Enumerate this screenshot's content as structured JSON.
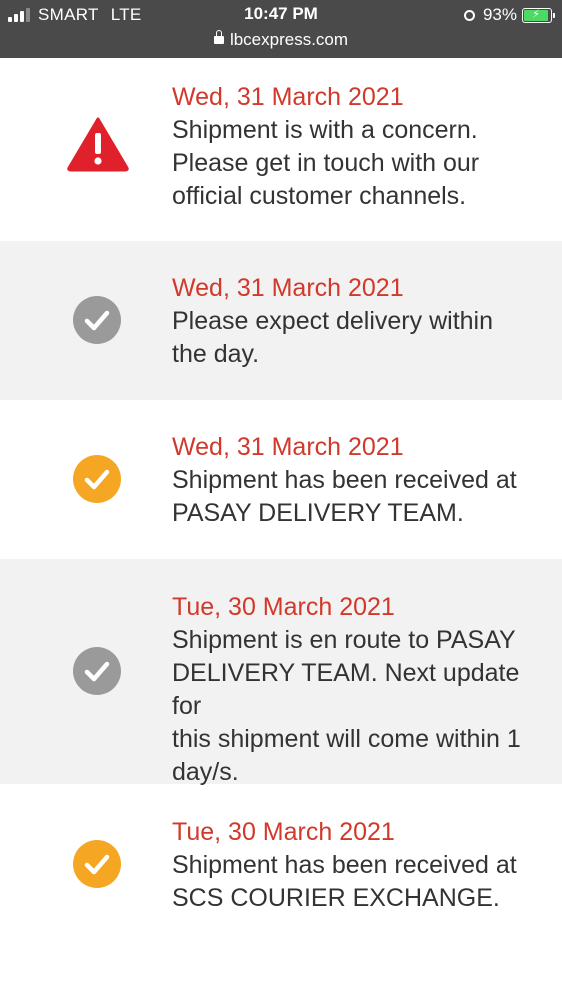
{
  "status_bar": {
    "carrier": "SMART",
    "network": "LTE",
    "time": "10:47 PM",
    "url": "lbcexpress.com",
    "battery_percent": "93%",
    "battery_level": 0.93
  },
  "colors": {
    "date_red": "#d0392b",
    "alert_red": "#e0202b",
    "check_gray": "#9a9a9a",
    "check_orange": "#f5a623",
    "row_shade": "#f2f2f2"
  },
  "timeline": [
    {
      "status_icon": "alert-triangle-icon",
      "date": "Wed, 31 March 2021",
      "lines": [
        "Shipment is with a concern.",
        "Please get in touch with our",
        "official customer channels."
      ]
    },
    {
      "status_icon": "gray-check-icon",
      "date": "Wed, 31 March 2021",
      "lines": [
        "Please expect delivery within",
        "the day."
      ]
    },
    {
      "status_icon": "orange-check-icon",
      "date": "Wed, 31 March 2021",
      "lines": [
        "Shipment has been received at",
        "PASAY DELIVERY TEAM."
      ]
    },
    {
      "status_icon": "gray-check-icon",
      "date": "Tue, 30 March 2021",
      "lines": [
        "Shipment is en route to PASAY",
        "DELIVERY TEAM. Next update for",
        "this shipment will come within 1",
        "day/s."
      ]
    },
    {
      "status_icon": "orange-check-icon",
      "date": "Tue, 30 March 2021",
      "lines": [
        "Shipment has been received at",
        "SCS COURIER EXCHANGE."
      ]
    }
  ]
}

* * *

Send back the data above word for word, with the pictures left out.

[Expected answer]:
Enumerate this screenshot's content as structured JSON.
{
  "status_bar": {
    "carrier": "SMART",
    "network": "LTE",
    "time": "10:47 PM",
    "url": "lbcexpress.com",
    "battery_percent": "93%",
    "battery_level": 0.93
  },
  "colors": {
    "date_red": "#d0392b",
    "alert_red": "#e0202b",
    "check_gray": "#9a9a9a",
    "check_orange": "#f5a623",
    "row_shade": "#f2f2f2"
  },
  "timeline": [
    {
      "status_icon": "alert-triangle-icon",
      "date": "Wed, 31 March 2021",
      "lines": [
        "Shipment is with a concern.",
        "Please get in touch with our",
        "official customer channels."
      ]
    },
    {
      "status_icon": "gray-check-icon",
      "date": "Wed, 31 March 2021",
      "lines": [
        "Please expect delivery within",
        "the day."
      ]
    },
    {
      "status_icon": "orange-check-icon",
      "date": "Wed, 31 March 2021",
      "lines": [
        "Shipment has been received at",
        "PASAY DELIVERY TEAM."
      ]
    },
    {
      "status_icon": "gray-check-icon",
      "date": "Tue, 30 March 2021",
      "lines": [
        "Shipment is en route to PASAY",
        "DELIVERY TEAM. Next update for",
        "this shipment will come within 1",
        "day/s."
      ]
    },
    {
      "status_icon": "orange-check-icon",
      "date": "Tue, 30 March 2021",
      "lines": [
        "Shipment has been received at",
        "SCS COURIER EXCHANGE."
      ]
    }
  ]
}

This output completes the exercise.